§ **Written exercise**:
From the items below, pull out each line containing the string "level" and copy it unchanged.

§ **Recorded information**:
---------------
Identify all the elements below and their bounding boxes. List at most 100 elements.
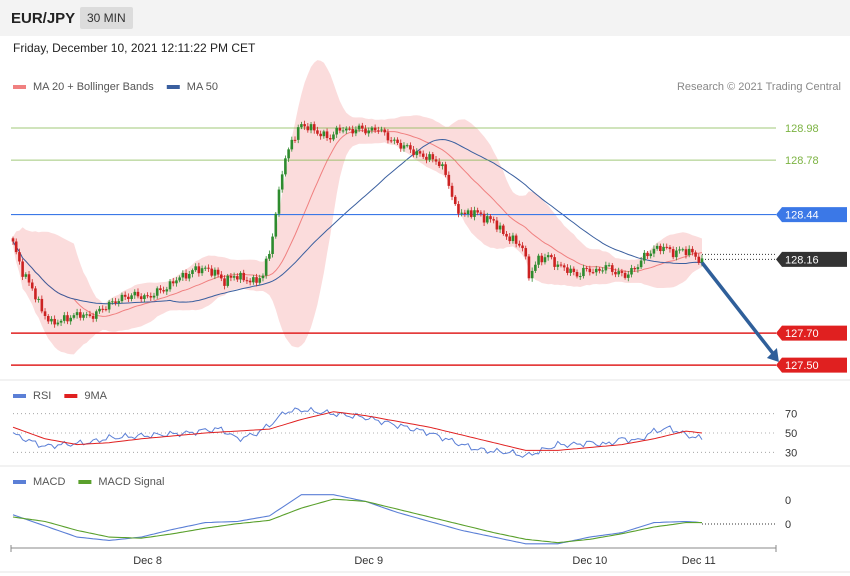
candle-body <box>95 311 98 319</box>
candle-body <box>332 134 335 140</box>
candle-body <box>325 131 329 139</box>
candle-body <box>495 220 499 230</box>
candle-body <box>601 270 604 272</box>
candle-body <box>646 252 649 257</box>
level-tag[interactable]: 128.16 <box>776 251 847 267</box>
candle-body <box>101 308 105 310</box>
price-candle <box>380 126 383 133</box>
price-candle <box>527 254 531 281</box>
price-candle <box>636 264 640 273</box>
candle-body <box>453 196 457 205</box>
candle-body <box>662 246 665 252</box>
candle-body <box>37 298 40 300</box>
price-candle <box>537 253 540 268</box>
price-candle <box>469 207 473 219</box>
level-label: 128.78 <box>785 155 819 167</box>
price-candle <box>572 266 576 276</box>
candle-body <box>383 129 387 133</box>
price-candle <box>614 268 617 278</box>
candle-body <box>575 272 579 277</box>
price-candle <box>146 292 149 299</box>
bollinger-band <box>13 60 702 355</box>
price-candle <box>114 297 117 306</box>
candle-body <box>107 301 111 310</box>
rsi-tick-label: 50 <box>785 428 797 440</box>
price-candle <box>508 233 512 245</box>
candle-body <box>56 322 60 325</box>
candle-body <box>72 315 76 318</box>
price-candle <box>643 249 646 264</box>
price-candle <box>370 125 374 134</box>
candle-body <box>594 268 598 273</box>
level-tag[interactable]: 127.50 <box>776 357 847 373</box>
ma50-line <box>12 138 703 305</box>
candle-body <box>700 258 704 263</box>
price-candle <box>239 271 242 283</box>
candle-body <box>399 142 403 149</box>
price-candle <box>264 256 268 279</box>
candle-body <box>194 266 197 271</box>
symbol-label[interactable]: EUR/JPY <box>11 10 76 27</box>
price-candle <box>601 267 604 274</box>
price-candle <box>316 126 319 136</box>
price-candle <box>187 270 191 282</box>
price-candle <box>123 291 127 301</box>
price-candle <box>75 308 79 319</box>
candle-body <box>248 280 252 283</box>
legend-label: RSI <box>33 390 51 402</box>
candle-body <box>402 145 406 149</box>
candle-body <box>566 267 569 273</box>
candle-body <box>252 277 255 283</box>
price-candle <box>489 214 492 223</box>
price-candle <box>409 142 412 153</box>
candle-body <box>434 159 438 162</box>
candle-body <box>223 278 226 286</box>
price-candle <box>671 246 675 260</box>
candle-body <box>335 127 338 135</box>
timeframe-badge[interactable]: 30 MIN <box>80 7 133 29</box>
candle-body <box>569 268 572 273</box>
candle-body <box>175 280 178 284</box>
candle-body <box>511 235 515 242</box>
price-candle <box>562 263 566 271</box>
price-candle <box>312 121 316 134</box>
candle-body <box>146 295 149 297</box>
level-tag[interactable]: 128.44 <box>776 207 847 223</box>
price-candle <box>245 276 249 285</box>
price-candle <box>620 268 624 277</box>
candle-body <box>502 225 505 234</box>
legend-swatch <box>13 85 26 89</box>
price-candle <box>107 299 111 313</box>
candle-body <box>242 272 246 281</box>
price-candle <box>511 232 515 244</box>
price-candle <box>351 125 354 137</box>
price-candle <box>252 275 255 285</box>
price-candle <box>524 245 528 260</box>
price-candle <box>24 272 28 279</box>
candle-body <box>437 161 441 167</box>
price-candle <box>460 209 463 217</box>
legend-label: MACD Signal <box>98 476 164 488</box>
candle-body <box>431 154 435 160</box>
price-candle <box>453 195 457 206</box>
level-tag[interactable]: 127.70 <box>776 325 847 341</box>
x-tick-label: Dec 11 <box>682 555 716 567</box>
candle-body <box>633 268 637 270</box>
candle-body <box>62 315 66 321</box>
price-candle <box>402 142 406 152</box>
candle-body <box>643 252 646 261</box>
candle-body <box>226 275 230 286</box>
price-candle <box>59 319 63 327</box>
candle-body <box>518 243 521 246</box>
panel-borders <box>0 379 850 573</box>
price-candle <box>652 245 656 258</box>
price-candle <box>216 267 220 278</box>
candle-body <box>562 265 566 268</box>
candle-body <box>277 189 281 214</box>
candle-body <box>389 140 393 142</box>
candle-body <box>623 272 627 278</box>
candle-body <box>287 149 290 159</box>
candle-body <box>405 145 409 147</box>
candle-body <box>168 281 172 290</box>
---------------
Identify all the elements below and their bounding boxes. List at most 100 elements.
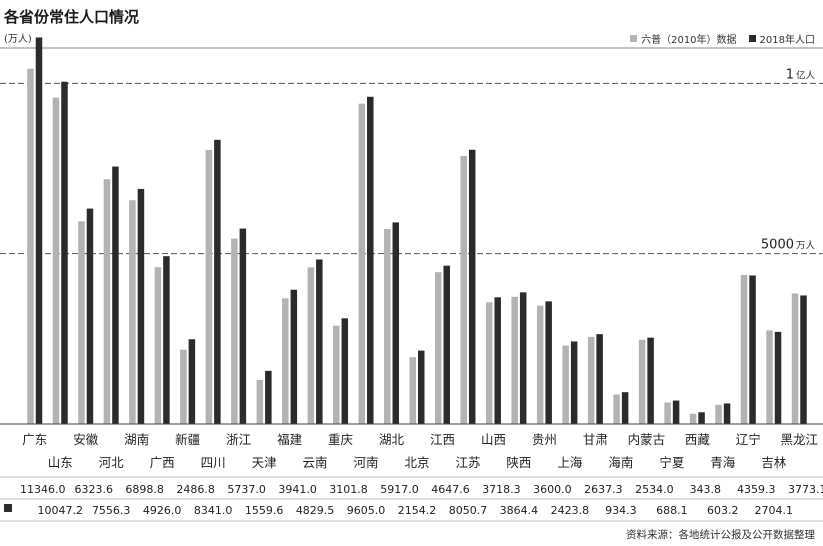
---------------
§ **Output for this task**:
level-tag[interactable]: 128.16 <box>776 251 847 267</box>
level-label: 128.78 <box>785 155 819 167</box>
level-tag[interactable]: 127.50 <box>776 357 847 373</box>
level-tag[interactable]: 128.44 <box>776 207 847 223</box>
level-tag[interactable]: 127.70 <box>776 325 847 341</box>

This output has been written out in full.